*PROBLEM*. Would you print out every entry exactly as given?
╭──
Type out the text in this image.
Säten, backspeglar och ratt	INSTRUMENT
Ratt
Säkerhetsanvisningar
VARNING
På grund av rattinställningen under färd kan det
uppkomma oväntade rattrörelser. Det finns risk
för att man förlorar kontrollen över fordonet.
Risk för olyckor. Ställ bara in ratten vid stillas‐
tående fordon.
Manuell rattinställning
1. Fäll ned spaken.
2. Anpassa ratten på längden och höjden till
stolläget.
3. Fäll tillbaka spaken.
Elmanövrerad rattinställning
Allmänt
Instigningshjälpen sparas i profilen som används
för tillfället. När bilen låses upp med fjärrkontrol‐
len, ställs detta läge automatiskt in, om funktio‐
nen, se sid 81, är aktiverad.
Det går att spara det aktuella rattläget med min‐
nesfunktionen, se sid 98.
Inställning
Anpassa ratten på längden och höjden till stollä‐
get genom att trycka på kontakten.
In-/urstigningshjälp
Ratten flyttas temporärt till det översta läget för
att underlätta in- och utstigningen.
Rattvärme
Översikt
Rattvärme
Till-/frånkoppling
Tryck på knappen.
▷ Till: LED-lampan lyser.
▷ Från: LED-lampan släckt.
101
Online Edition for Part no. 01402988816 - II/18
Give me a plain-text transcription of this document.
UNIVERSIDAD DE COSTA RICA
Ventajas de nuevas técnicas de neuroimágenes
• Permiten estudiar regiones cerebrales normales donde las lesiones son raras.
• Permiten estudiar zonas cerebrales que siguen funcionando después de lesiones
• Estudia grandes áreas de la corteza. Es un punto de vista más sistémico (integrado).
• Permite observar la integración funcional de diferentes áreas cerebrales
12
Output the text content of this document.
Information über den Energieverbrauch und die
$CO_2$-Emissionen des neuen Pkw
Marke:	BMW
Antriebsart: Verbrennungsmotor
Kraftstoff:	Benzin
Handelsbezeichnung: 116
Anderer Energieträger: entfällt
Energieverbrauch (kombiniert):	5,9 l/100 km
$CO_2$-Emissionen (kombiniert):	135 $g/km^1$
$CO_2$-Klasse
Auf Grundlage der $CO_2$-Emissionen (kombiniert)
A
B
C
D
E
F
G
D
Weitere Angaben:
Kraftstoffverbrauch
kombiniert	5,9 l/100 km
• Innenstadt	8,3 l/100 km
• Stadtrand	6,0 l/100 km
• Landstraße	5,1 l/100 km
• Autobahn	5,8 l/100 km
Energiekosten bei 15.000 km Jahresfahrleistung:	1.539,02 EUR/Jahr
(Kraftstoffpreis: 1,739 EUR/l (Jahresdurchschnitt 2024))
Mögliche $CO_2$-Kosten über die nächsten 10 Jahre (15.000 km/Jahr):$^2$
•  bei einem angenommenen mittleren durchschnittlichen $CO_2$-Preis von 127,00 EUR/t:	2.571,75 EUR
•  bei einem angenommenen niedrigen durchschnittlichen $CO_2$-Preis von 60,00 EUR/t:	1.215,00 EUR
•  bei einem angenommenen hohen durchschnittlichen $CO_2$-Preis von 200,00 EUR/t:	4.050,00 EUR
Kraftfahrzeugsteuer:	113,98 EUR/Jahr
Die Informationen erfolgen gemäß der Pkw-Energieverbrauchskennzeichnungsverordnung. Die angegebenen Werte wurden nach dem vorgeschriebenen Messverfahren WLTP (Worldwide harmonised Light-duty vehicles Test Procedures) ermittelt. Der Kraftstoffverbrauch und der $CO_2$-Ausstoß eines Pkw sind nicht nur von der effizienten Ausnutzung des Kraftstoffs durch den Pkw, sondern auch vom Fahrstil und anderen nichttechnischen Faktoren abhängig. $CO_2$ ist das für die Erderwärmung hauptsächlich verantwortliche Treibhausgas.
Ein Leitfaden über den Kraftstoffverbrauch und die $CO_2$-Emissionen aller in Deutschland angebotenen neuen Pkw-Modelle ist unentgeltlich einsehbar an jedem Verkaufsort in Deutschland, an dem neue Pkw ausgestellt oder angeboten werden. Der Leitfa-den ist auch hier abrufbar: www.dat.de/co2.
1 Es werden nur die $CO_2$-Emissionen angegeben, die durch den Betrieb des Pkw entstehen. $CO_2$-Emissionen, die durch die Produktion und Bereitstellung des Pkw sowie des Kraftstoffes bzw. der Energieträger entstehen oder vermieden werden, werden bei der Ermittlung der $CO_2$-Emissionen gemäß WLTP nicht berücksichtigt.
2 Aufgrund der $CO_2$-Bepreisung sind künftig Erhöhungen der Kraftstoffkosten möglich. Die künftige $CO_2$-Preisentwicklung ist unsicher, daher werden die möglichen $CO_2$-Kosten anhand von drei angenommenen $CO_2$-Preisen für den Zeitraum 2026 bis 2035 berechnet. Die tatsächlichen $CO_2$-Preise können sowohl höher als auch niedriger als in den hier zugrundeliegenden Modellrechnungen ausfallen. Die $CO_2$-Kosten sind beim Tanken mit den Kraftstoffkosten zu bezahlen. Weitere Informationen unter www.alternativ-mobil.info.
╰──
*YOUR RESPONSE*.
Type out the text in this image.
Säten, backspeglar och ratt	INSTRUMENT
Ratt
Säkerhetsanvisningar
VARNING
På grund av rattinställningen under färd kan det
uppkomma oväntade rattrörelser. Det finns risk
för att man förlorar kontrollen över fordonet.
Risk för olyckor. Ställ bara in ratten vid stillas‐
tående fordon.
Manuell rattinställning
1. Fäll ned spaken.
2. Anpassa ratten på längden och höjden till
stolläget.
3. Fäll tillbaka spaken.
Elmanövrerad rattinställning
Allmänt
Instigningshjälpen sparas i profilen som används
för tillfället. När bilen låses upp med fjärrkontrol‐
len, ställs detta läge automatiskt in, om funktio‐
nen, se sid 81, är aktiverad.
Det går att spara det aktuella rattläget med min‐
nesfunktionen, se sid 98.
Inställning
Anpassa ratten på längden och höjden till stollä‐
get genom att trycka på kontakten.
In-/urstigningshjälp
Ratten flyttas temporärt till det översta läget för
att underlätta in- och utstigningen.
Rattvärme
Översikt
Rattvärme
Till-/frånkoppling
Tryck på knappen.
▷ Till: LED-lampan lyser.
▷ Från: LED-lampan släckt.
101
Online Edition for Part no. 01402988816 - II/18
Give me a plain-text transcription of this document.
UNIVERSIDAD DE COSTA RICA
Ventajas de nuevas técnicas de neuroimágenes
• Permiten estudiar regiones cerebrales normales donde las lesiones son raras.
• Permiten estudiar zonas cerebrales que siguen funcionando después de lesiones
• Estudia grandes áreas de la corteza. Es un punto de vista más sistémico (integrado).
• Permite observar la integración funcional de diferentes áreas cerebrales
12
Output the text content of this document.
Information über den Energieverbrauch und die
$CO_2$-Emissionen des neuen Pkw
Marke:	BMW
Antriebsart: Verbrennungsmotor
Kraftstoff:	Benzin
Handelsbezeichnung: 116
Anderer Energieträger: entfällt
Energieverbrauch (kombiniert):	5,9 l/100 km
$CO_2$-Emissionen (kombiniert):	135 $g/km^1$
$CO_2$-Klasse
Auf Grundlage der $CO_2$-Emissionen (kombiniert)
A
B
C
D
E
F
G
D
Weitere Angaben:
Kraftstoffverbrauch
kombiniert	5,9 l/100 km
• Innenstadt	8,3 l/100 km
• Stadtrand	6,0 l/100 km
• Landstraße	5,1 l/100 km
• Autobahn	5,8 l/100 km
Energiekosten bei 15.000 km Jahresfahrleistung:	1.539,02 EUR/Jahr
(Kraftstoffpreis: 1,739 EUR/l (Jahresdurchschnitt 2024))
Mögliche $CO_2$-Kosten über die nächsten 10 Jahre (15.000 km/Jahr):$^2$
•  bei einem angenommenen mittleren durchschnittlichen $CO_2$-Preis von 127,00 EUR/t:	2.571,75 EUR
•  bei einem angenommenen niedrigen durchschnittlichen $CO_2$-Preis von 60,00 EUR/t:	1.215,00 EUR
•  bei einem angenommenen hohen durchschnittlichen $CO_2$-Preis von 200,00 EUR/t:	4.050,00 EUR
Kraftfahrzeugsteuer:	113,98 EUR/Jahr
Die Informationen erfolgen gemäß der Pkw-Energieverbrauchskennzeichnungsverordnung. Die angegebenen Werte wurden nach dem vorgeschriebenen Messverfahren WLTP (Worldwide harmonised Light-duty vehicles Test Procedures) ermittelt. Der Kraftstoffverbrauch und der $CO_2$-Ausstoß eines Pkw sind nicht nur von der effizienten Ausnutzung des Kraftstoffs durch den Pkw, sondern auch vom Fahrstil und anderen nichttechnischen Faktoren abhängig. $CO_2$ ist das für die Erderwärmung hauptsächlich verantwortliche Treibhausgas.
Ein Leitfaden über den Kraftstoffverbrauch und die $CO_2$-Emissionen aller in Deutschland angebotenen neuen Pkw-Modelle ist unentgeltlich einsehbar an jedem Verkaufsort in Deutschland, an dem neue Pkw ausgestellt oder angeboten werden. Der Leitfa-den ist auch hier abrufbar: www.dat.de/co2.
1 Es werden nur die $CO_2$-Emissionen angegeben, die durch den Betrieb des Pkw entstehen. $CO_2$-Emissionen, die durch die Produktion und Bereitstellung des Pkw sowie des Kraftstoffes bzw. der Energieträger entstehen oder vermieden werden, werden bei der Ermittlung der $CO_2$-Emissionen gemäß WLTP nicht berücksichtigt.
2 Aufgrund der $CO_2$-Bepreisung sind künftig Erhöhungen der Kraftstoffkosten möglich. Die künftige $CO_2$-Preisentwicklung ist unsicher, daher werden die möglichen $CO_2$-Kosten anhand von drei angenommenen $CO_2$-Preisen für den Zeitraum 2026 bis 2035 berechnet. Die tatsächlichen $CO_2$-Preise können sowohl höher als auch niedriger als in den hier zugrundeliegenden Modellrechnungen ausfallen. Die $CO_2$-Kosten sind beim Tanken mit den Kraftstoffkosten zu bezahlen. Weitere Informationen unter www.alternativ-mobil.info.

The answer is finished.